:: EXERCISE DATA ::
+---+

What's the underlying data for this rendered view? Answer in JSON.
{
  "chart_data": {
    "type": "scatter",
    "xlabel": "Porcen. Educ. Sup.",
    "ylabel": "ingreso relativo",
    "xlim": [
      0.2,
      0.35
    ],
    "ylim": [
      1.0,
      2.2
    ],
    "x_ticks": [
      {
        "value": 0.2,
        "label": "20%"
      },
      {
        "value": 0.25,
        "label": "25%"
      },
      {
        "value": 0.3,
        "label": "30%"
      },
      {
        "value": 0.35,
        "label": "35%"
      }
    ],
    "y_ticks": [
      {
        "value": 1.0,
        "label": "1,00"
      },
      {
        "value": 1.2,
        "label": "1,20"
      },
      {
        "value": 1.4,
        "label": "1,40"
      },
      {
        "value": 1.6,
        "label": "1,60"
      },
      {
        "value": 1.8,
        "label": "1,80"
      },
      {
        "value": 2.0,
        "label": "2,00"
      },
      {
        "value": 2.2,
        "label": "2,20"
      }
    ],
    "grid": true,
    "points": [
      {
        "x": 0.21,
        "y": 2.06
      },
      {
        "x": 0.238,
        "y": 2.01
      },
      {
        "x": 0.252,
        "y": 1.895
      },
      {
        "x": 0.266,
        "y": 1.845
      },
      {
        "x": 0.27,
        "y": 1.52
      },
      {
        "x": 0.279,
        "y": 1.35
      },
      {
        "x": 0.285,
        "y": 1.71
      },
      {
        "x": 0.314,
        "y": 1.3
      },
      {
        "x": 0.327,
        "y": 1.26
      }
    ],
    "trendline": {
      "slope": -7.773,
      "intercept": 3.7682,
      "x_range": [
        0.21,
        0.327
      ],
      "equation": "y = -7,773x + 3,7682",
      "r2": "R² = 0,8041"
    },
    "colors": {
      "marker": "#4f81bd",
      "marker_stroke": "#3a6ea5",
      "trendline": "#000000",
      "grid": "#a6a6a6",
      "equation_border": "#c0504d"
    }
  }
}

+---+

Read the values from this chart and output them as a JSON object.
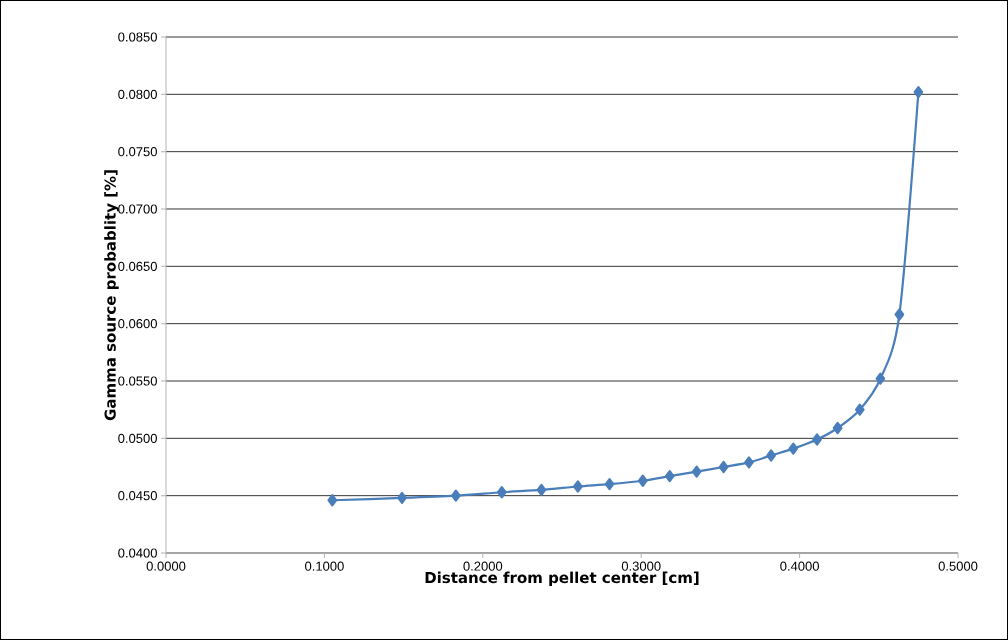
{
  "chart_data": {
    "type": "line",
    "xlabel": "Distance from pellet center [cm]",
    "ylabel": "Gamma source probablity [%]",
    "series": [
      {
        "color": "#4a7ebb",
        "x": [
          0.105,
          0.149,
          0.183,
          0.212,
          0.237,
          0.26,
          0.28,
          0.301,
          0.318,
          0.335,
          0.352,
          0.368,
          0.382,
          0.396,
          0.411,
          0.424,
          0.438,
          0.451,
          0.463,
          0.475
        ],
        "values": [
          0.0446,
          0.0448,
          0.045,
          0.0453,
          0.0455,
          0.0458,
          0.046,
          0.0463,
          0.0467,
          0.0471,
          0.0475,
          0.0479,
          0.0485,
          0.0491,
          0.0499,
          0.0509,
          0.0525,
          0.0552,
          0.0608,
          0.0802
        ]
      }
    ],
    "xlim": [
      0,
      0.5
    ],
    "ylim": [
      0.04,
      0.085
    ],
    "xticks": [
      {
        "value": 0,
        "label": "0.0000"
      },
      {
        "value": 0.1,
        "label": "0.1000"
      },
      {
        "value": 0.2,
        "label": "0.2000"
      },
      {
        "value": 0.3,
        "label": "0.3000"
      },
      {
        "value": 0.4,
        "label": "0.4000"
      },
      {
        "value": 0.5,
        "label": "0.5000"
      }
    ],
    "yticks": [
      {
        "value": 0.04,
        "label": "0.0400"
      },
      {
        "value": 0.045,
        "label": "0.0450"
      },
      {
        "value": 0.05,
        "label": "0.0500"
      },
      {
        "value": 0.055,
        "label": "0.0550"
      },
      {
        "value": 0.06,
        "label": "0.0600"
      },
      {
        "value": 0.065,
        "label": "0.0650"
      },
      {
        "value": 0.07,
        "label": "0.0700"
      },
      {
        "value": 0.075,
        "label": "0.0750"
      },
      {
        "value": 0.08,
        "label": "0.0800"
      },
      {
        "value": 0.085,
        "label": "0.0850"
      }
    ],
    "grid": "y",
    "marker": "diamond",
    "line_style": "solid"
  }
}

+---+

:: WHAT IS BEING ASKED ::
Find all lines holding the string "JSON" and copy them.

:: WRITTEN SOLUTION ::
What's the underlying data for this rendered view? Answer in JSON.
Read the values from this chart and output them as a JSON object.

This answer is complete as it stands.